(Stated goal):
In the records, reproduce everything from the line containing "Annotate this image: name" down to the line containing "bar: [794, 630, 798, 670]", renaming "annotation" to "callout" and keeping all else the same.

>> begin Exercise input

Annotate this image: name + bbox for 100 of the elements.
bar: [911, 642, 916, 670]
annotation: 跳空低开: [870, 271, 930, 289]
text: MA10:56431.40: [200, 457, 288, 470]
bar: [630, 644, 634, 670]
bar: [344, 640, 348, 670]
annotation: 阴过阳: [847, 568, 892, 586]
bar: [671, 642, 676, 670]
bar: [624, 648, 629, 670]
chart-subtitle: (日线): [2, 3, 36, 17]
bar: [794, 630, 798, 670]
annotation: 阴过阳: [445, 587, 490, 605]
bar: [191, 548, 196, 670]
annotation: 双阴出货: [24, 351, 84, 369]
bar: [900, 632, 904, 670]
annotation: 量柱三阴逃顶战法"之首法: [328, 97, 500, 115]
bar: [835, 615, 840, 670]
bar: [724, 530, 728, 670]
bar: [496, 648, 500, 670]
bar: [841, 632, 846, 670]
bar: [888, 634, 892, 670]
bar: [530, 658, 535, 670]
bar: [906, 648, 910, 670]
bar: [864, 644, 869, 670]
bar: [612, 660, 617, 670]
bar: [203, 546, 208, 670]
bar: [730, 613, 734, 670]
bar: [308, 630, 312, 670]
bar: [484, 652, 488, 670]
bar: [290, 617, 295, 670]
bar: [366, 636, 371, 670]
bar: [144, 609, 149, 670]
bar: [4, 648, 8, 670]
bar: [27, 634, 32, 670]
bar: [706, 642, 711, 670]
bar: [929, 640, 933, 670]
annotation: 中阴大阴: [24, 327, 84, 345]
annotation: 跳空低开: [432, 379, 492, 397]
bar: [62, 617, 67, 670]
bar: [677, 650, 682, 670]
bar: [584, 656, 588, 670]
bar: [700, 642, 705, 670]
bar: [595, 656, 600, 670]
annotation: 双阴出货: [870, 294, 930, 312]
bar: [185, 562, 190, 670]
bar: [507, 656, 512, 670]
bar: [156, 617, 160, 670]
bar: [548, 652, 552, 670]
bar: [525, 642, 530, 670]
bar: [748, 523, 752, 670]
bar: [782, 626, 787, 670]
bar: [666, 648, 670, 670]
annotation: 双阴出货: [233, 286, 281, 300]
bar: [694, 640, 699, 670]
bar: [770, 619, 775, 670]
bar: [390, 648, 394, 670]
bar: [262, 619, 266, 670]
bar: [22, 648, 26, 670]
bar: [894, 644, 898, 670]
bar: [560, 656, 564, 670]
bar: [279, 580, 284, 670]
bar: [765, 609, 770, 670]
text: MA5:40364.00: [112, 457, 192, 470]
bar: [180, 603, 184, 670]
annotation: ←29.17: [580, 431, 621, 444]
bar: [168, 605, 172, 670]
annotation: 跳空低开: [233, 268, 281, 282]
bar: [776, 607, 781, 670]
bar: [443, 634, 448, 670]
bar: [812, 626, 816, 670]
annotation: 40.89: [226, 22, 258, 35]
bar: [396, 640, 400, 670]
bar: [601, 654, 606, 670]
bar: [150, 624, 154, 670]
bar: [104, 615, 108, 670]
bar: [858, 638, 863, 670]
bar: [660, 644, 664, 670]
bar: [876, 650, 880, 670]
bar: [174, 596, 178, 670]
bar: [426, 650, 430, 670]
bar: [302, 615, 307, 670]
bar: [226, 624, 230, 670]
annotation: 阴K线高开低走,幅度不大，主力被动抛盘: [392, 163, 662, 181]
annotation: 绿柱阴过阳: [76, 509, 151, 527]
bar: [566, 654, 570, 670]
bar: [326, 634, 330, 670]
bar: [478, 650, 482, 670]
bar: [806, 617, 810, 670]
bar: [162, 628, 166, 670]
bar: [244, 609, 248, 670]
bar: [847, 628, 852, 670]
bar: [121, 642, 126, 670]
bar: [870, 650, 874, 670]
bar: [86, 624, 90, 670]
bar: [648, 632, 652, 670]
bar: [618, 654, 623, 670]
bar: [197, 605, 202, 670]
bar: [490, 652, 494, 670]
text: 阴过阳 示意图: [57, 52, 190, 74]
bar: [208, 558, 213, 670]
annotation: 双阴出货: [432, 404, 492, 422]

>> end Exercise input
>> begin Exercise input

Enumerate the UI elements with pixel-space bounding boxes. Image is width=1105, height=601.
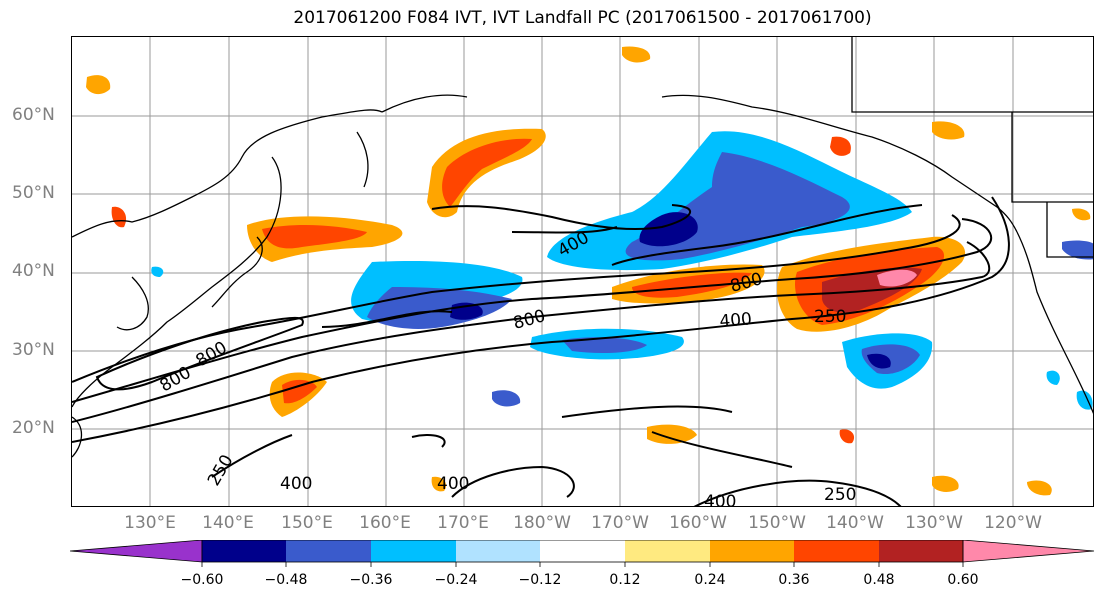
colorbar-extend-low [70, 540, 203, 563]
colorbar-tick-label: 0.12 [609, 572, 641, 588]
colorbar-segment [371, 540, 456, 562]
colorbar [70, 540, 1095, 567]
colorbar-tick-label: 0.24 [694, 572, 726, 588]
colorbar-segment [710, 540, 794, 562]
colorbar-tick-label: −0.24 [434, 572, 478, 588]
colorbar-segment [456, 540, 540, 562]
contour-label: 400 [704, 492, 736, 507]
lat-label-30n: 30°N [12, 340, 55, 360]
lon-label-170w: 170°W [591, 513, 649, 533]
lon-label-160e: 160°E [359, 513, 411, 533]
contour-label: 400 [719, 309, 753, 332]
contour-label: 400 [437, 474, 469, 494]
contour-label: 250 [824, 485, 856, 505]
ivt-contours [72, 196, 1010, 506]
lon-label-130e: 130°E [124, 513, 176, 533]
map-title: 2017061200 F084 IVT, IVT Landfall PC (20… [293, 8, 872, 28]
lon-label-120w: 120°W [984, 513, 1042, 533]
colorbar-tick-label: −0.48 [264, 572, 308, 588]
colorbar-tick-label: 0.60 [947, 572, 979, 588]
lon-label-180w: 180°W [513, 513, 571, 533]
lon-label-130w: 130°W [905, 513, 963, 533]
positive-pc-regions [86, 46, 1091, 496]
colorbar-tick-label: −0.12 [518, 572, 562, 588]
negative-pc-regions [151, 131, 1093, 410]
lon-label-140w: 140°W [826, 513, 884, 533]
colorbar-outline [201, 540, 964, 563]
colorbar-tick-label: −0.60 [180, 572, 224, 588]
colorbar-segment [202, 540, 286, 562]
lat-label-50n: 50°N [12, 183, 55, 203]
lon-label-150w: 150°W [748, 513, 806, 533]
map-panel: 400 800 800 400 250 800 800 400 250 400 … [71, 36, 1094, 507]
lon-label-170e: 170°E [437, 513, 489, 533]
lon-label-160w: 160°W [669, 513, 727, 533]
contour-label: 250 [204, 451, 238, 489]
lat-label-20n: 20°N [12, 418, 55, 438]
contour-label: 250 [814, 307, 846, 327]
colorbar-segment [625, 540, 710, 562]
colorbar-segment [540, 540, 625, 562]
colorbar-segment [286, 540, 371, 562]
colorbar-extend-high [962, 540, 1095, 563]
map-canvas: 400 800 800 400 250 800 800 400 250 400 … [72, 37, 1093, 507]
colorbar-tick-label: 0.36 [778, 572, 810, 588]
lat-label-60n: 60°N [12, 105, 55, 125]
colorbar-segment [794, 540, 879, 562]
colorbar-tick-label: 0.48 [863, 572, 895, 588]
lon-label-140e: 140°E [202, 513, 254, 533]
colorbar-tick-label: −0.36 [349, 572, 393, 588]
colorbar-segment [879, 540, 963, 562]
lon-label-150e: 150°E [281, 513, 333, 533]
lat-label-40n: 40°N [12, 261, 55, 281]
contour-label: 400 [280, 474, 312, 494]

>> end Exercise input

(Exercise result):
Annotate this image: name + bbox for 100 of the elements.
bar: [911, 642, 916, 670]
callout: 跳空低开: [870, 271, 930, 289]
text: MA10:56431.40: [200, 457, 288, 470]
bar: [630, 644, 634, 670]
bar: [344, 640, 348, 670]
callout: 阴过阳: [847, 568, 892, 586]
bar: [671, 642, 676, 670]
bar: [624, 648, 629, 670]
chart-subtitle: (日线): [2, 3, 36, 17]
bar: [794, 630, 798, 670]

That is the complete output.